►

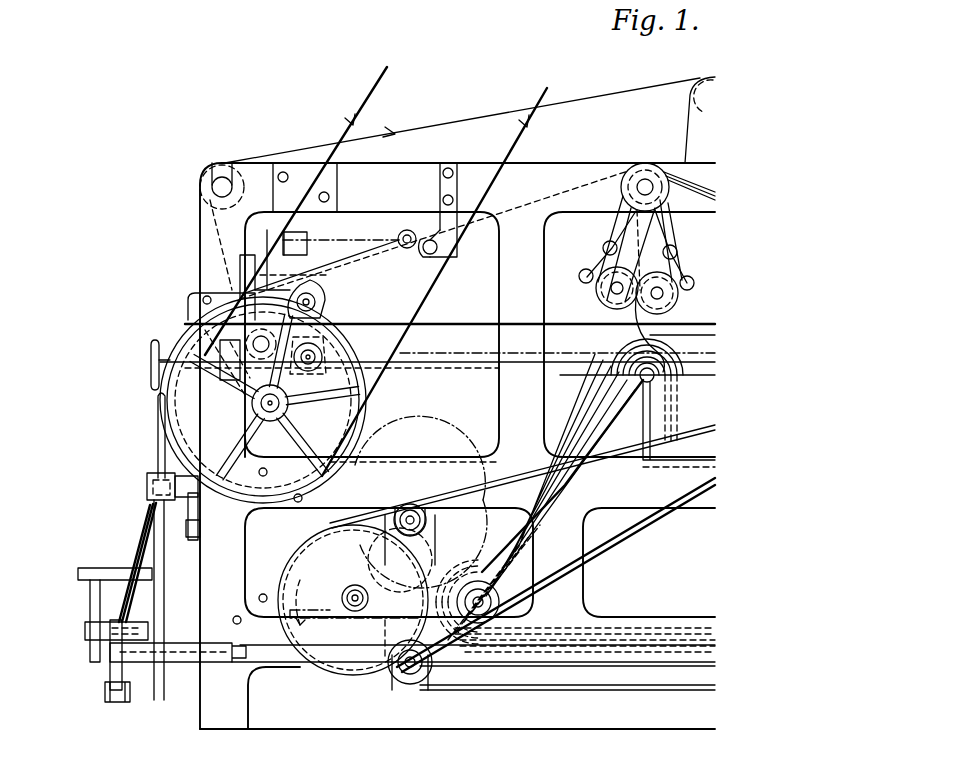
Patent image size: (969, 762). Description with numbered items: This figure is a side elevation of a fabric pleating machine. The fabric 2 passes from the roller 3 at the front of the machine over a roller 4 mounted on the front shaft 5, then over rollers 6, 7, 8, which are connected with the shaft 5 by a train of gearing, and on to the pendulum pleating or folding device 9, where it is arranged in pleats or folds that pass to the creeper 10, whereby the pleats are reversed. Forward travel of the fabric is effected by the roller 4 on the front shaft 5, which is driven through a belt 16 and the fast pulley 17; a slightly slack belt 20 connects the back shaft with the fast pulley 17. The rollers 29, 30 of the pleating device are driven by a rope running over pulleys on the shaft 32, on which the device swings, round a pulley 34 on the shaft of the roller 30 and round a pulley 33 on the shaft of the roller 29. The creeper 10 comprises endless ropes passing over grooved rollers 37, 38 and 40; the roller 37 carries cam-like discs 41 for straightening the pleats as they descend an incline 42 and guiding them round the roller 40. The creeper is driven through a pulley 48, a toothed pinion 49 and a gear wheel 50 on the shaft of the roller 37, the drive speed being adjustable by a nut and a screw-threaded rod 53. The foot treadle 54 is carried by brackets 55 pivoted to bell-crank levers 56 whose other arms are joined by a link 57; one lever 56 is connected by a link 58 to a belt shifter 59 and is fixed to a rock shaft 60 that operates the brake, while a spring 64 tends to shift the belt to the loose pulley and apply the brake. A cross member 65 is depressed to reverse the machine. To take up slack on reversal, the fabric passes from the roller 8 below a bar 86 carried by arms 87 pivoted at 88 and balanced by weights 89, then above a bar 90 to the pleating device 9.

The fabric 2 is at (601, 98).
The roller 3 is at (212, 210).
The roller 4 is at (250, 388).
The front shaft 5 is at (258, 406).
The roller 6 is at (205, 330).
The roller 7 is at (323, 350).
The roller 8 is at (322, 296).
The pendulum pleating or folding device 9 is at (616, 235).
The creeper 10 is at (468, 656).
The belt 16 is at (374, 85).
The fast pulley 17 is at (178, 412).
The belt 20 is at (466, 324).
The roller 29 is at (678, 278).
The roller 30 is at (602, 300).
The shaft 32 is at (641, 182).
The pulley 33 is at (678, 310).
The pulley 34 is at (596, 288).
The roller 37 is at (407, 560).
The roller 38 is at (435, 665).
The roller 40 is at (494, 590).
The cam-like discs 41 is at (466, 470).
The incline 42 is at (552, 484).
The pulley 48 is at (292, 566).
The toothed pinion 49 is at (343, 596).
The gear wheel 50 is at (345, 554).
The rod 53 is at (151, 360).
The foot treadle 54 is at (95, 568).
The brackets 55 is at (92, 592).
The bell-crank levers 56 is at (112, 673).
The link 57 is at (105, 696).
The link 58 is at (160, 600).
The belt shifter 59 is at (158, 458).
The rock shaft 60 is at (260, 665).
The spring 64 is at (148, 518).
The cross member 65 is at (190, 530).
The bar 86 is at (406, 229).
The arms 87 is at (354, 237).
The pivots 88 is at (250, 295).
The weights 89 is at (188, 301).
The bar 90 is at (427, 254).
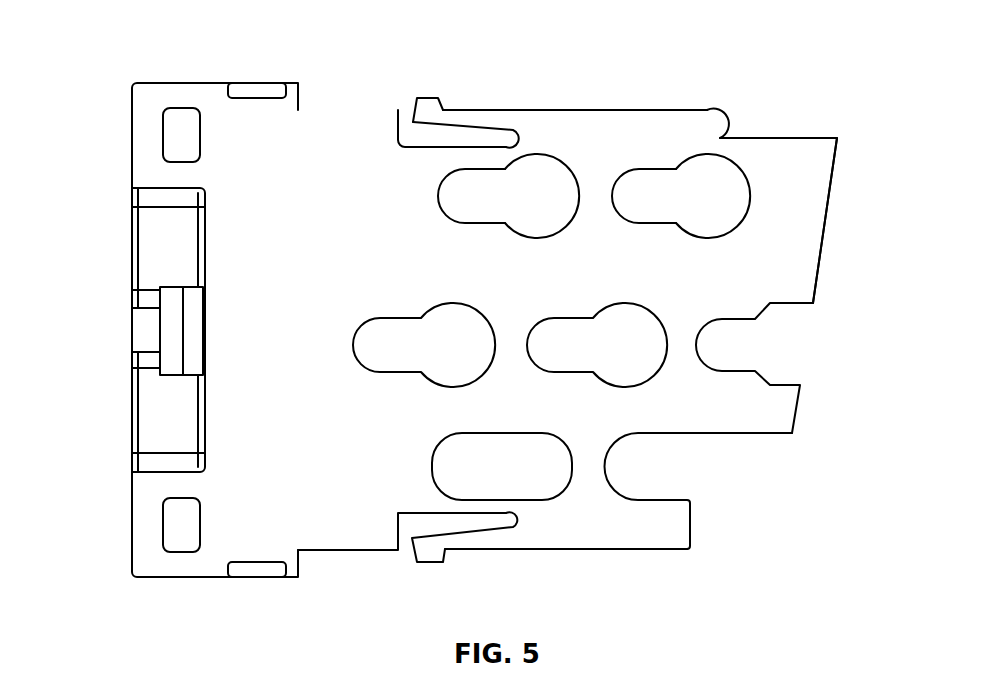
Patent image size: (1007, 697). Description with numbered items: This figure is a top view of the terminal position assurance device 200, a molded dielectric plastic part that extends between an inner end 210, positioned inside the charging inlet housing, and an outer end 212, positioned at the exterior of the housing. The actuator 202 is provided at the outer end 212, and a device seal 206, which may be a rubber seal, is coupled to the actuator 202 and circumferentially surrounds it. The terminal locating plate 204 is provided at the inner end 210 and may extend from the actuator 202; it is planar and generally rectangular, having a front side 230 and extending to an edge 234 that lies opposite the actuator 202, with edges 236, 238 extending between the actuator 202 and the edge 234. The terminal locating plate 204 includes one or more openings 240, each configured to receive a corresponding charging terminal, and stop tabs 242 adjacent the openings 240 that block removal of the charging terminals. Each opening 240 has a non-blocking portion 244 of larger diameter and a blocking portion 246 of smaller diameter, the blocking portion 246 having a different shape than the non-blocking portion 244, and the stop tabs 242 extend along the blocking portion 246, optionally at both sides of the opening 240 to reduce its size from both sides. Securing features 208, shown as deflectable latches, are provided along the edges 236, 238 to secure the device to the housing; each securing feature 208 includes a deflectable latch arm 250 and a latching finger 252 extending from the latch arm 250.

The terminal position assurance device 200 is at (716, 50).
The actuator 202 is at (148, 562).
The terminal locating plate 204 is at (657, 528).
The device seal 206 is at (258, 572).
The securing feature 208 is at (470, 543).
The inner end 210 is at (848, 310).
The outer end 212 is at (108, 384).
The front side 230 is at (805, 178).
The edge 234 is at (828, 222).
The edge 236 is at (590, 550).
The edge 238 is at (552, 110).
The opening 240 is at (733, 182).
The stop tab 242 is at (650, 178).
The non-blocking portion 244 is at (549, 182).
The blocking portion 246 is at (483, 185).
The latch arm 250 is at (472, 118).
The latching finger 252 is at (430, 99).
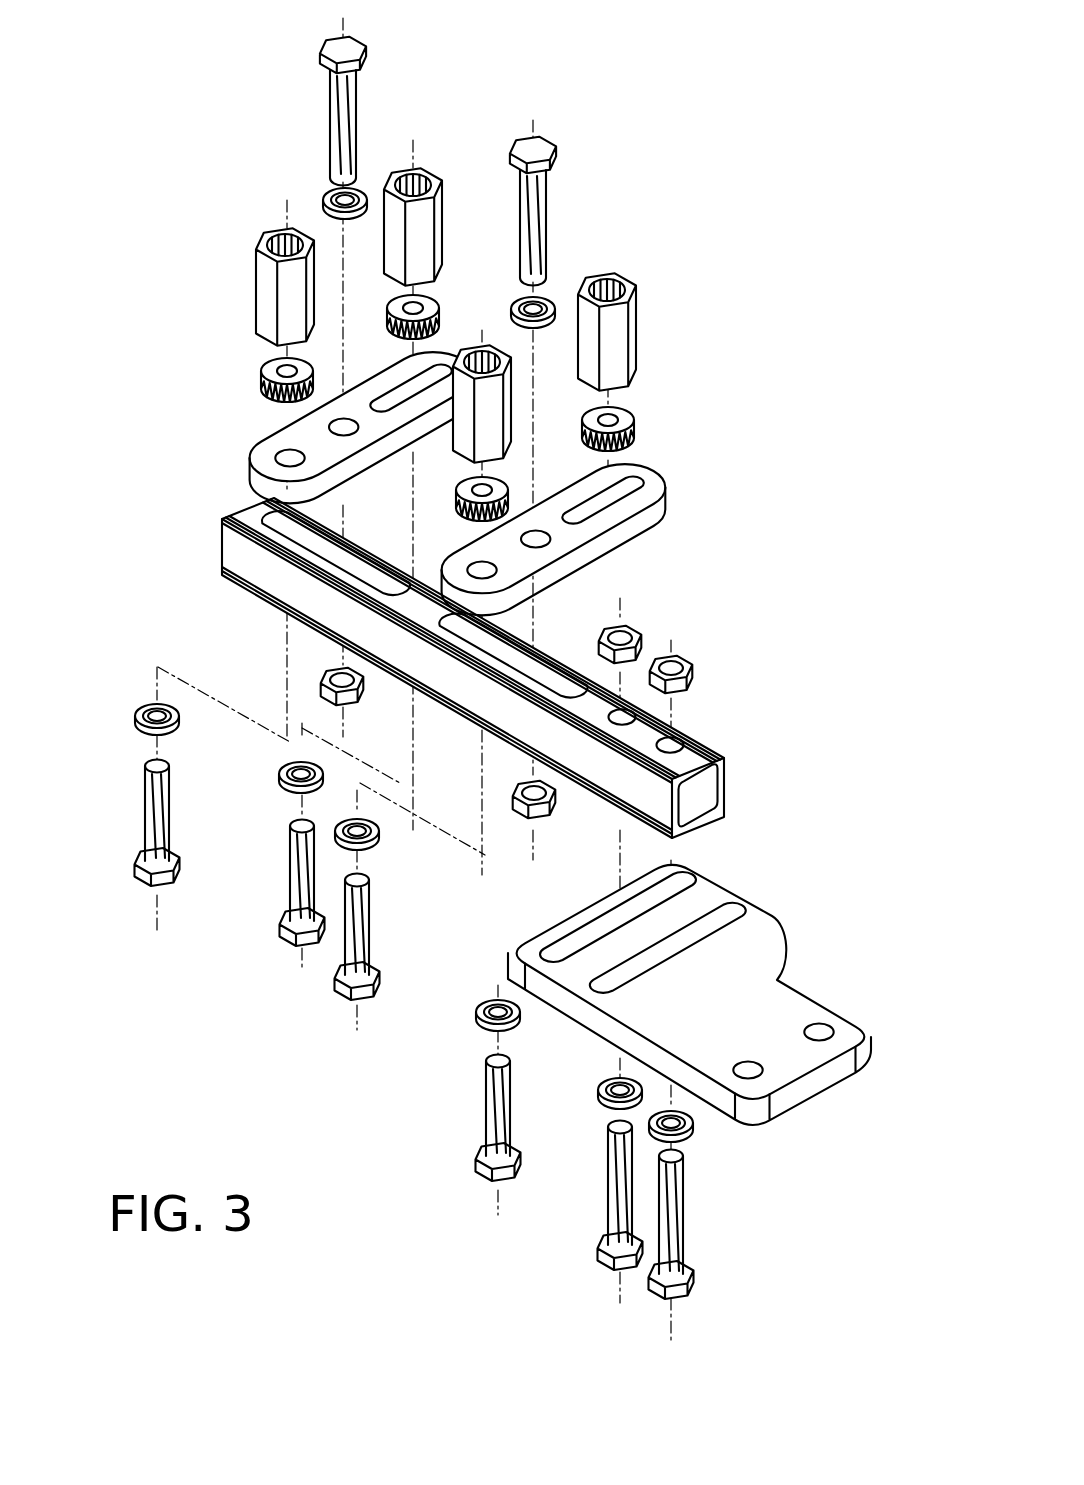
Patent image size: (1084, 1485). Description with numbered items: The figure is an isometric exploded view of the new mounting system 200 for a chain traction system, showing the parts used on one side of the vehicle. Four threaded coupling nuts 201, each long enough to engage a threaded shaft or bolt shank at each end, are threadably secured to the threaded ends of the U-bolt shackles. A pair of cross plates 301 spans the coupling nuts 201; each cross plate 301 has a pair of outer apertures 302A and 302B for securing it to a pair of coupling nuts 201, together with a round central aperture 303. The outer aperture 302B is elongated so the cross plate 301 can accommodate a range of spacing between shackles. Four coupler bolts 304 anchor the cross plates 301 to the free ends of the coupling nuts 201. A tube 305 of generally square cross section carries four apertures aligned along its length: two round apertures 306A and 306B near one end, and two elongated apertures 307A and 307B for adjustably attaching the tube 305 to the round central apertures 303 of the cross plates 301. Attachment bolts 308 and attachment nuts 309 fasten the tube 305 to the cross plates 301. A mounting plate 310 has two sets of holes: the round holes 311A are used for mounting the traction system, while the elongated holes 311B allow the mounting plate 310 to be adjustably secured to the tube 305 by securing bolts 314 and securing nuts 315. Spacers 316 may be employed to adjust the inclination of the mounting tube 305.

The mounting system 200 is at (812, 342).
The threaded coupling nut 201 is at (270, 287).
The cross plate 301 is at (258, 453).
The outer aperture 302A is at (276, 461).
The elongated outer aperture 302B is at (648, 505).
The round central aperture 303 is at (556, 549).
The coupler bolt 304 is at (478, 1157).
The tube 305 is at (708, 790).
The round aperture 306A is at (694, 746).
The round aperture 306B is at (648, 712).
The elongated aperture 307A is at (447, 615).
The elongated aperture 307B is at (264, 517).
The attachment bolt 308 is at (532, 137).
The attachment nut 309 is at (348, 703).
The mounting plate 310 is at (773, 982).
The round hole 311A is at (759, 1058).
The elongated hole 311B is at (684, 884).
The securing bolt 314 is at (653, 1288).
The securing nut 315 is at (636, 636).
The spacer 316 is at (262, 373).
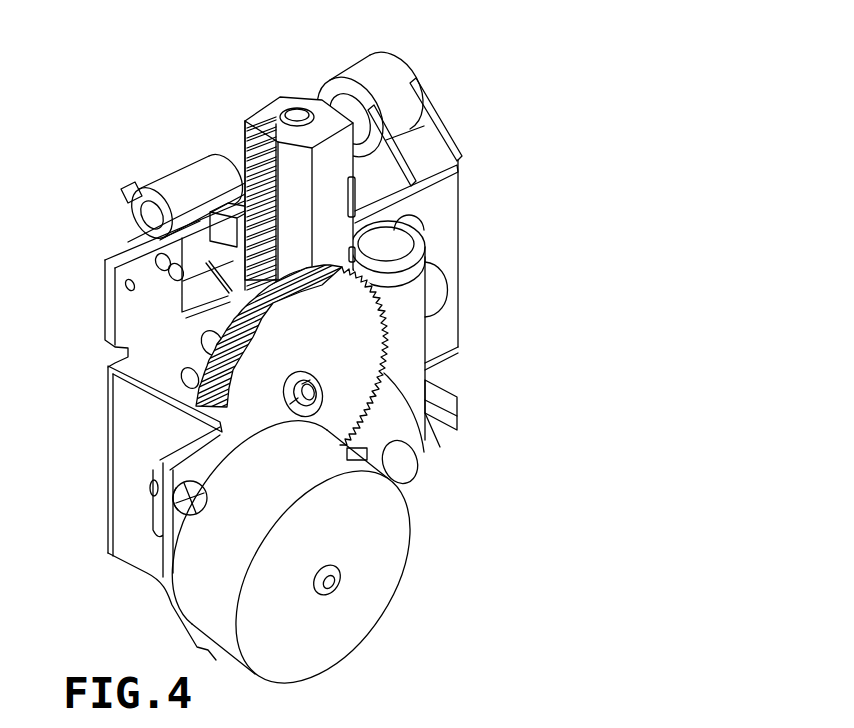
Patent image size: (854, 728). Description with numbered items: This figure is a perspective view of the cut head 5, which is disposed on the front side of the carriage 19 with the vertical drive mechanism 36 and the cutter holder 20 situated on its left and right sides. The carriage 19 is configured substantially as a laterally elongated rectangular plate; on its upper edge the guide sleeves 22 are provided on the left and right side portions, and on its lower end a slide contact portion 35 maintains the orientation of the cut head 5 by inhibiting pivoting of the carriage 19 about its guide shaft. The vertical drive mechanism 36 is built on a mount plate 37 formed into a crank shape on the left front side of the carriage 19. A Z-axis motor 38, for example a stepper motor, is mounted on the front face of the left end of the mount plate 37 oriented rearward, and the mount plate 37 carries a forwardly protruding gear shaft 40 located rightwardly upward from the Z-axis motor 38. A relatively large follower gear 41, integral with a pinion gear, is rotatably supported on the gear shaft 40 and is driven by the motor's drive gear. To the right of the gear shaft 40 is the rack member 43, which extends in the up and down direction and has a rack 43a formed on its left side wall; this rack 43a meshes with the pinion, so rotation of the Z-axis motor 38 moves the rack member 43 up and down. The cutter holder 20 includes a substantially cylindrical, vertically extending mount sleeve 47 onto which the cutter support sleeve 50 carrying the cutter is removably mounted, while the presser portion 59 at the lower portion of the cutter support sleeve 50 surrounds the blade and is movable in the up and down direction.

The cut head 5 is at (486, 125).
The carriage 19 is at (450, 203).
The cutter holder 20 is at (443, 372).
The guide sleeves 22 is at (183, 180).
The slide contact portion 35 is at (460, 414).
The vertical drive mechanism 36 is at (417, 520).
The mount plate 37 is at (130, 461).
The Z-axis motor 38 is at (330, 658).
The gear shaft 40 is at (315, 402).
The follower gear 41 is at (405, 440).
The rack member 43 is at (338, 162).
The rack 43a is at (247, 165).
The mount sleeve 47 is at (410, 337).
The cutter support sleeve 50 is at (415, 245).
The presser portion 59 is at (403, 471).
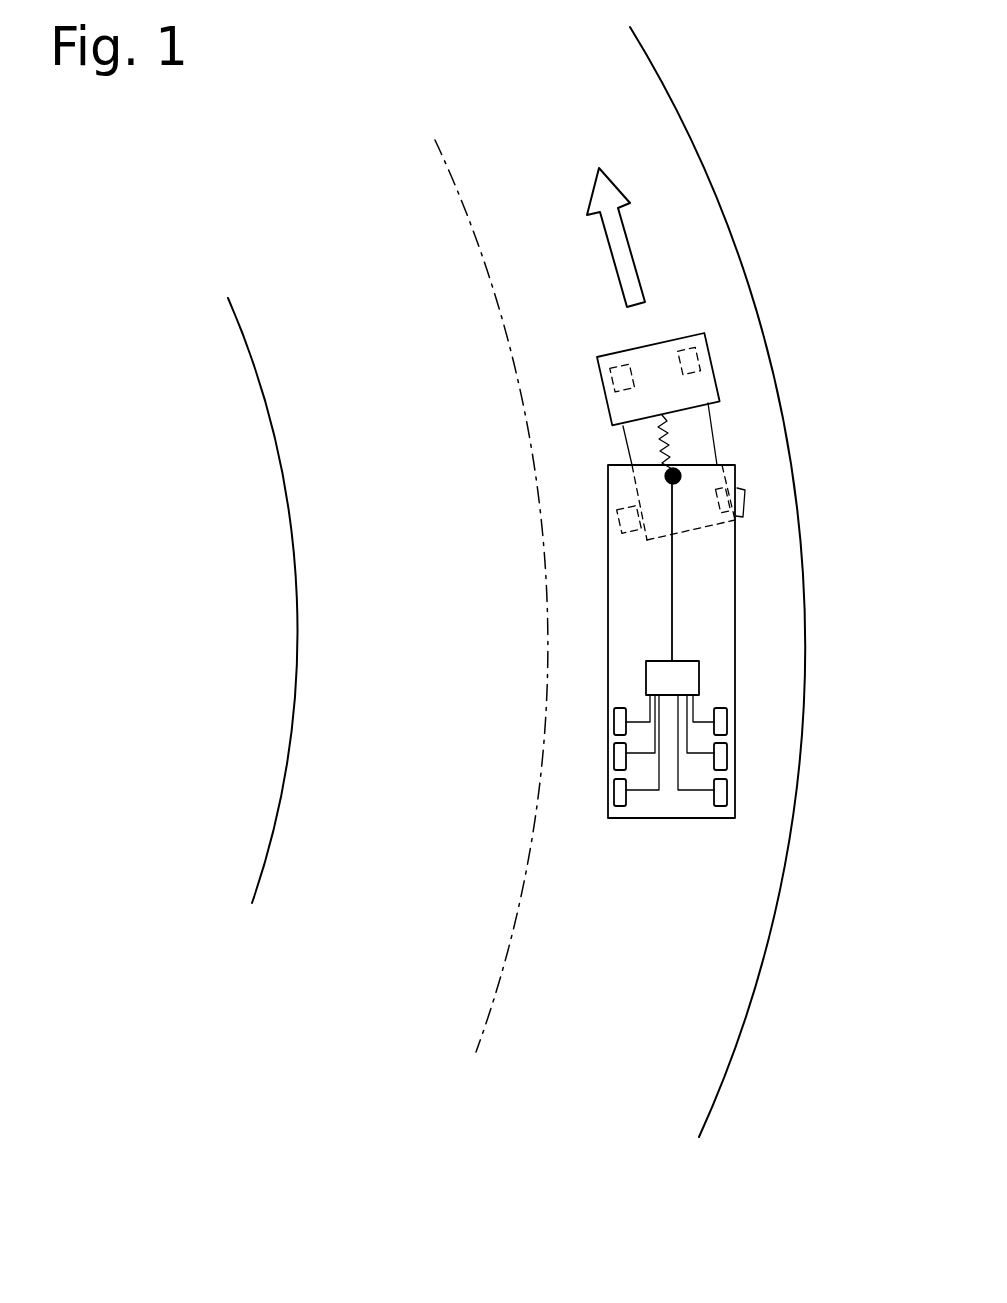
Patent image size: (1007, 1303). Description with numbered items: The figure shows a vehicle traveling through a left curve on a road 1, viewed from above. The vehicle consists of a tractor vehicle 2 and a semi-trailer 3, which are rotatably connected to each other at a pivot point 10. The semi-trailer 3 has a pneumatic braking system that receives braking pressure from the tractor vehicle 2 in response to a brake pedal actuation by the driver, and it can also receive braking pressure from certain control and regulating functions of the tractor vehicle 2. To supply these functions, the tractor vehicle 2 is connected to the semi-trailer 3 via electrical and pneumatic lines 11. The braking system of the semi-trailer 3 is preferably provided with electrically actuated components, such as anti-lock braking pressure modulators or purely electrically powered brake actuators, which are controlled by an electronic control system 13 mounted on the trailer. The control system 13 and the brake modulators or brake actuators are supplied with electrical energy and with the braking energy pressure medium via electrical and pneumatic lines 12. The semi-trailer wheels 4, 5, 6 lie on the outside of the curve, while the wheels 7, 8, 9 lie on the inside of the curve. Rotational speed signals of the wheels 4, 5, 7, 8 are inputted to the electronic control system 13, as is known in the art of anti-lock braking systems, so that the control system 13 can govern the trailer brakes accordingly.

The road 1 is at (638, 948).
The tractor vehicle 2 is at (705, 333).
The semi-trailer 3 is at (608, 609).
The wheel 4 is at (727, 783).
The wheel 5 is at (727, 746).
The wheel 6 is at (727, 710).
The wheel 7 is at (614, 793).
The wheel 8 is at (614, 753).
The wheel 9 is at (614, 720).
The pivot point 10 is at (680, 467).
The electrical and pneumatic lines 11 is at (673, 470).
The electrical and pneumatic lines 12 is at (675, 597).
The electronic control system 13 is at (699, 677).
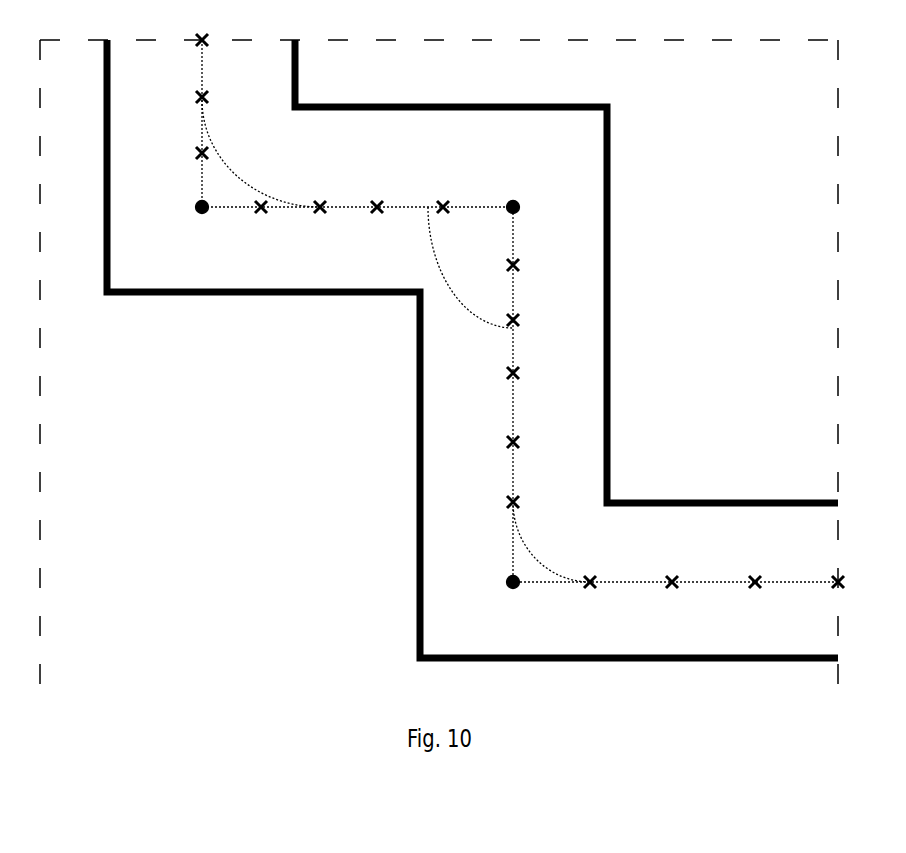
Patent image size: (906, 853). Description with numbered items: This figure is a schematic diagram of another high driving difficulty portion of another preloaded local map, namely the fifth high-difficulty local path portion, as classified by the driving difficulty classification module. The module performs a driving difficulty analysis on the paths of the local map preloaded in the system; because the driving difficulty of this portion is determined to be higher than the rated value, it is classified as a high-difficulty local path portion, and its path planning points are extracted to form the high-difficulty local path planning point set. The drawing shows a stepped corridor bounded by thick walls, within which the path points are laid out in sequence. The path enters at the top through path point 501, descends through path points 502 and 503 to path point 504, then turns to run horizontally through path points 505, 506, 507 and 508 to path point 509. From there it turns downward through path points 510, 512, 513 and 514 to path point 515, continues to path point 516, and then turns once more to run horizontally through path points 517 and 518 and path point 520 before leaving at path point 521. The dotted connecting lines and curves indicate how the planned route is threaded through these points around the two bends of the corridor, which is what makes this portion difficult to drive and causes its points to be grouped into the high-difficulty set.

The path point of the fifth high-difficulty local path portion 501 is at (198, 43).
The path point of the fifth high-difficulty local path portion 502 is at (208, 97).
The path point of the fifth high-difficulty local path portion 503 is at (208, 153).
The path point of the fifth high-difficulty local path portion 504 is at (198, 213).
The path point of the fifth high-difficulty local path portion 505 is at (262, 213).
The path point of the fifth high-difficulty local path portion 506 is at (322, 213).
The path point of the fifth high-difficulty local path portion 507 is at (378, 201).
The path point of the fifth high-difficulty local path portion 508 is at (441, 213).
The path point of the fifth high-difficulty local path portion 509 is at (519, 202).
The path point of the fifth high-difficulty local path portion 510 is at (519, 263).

◄

REQUIREMENT
Print the lines above word for word, beginning with the line that contains "Patent image size: (1007, 697)." and ending after the line that contains "The actuator 202 is at (148, 562).".

OUTPUT FOR THIS EXERCISE
Patent image size: (1007, 697). Description with numbered items: This figure is a top view of the terminal position assurance device 200, a molded dielectric plastic part that extends between an inner end 210, positioned inside the charging inlet housing, and an outer end 212, positioned at the exterior of the housing. The actuator 202 is provided at the outer end 212, and a device seal 206, which may be a rubber seal, is coupled to the actuator 202 and circumferentially surrounds it. The terminal locating plate 204 is provided at the inner end 210 and may extend from the actuator 202; it is planar and generally rectangular, having a front side 230 and extending to an edge 234 that lies opposite the actuator 202, with edges 236, 238 extending between the actuator 202 and the edge 234. The terminal locating plate 204 includes one or more openings 240, each configured to receive a corresponding charging terminal, and stop tabs 242 adjacent the openings 240 that block removal of the charging terminals. Each opening 240 has a non-blocking portion 244 of larger diameter and a blocking portion 246 of smaller diameter, the blocking portion 246 having a different shape than the non-blocking portion 244, and the stop tabs 242 extend along the blocking portion 246, optionally at both sides of the opening 240 to reduce its size from both sides. Securing features 208, shown as deflectable latches, are provided along the edges 236, 238 to secure the device to the housing; each securing feature 208 includes a deflectable latch arm 250 and a latching finger 252 extending from the latch arm 250.

The terminal position assurance device 200 is at (716, 50).
The actuator 202 is at (148, 562).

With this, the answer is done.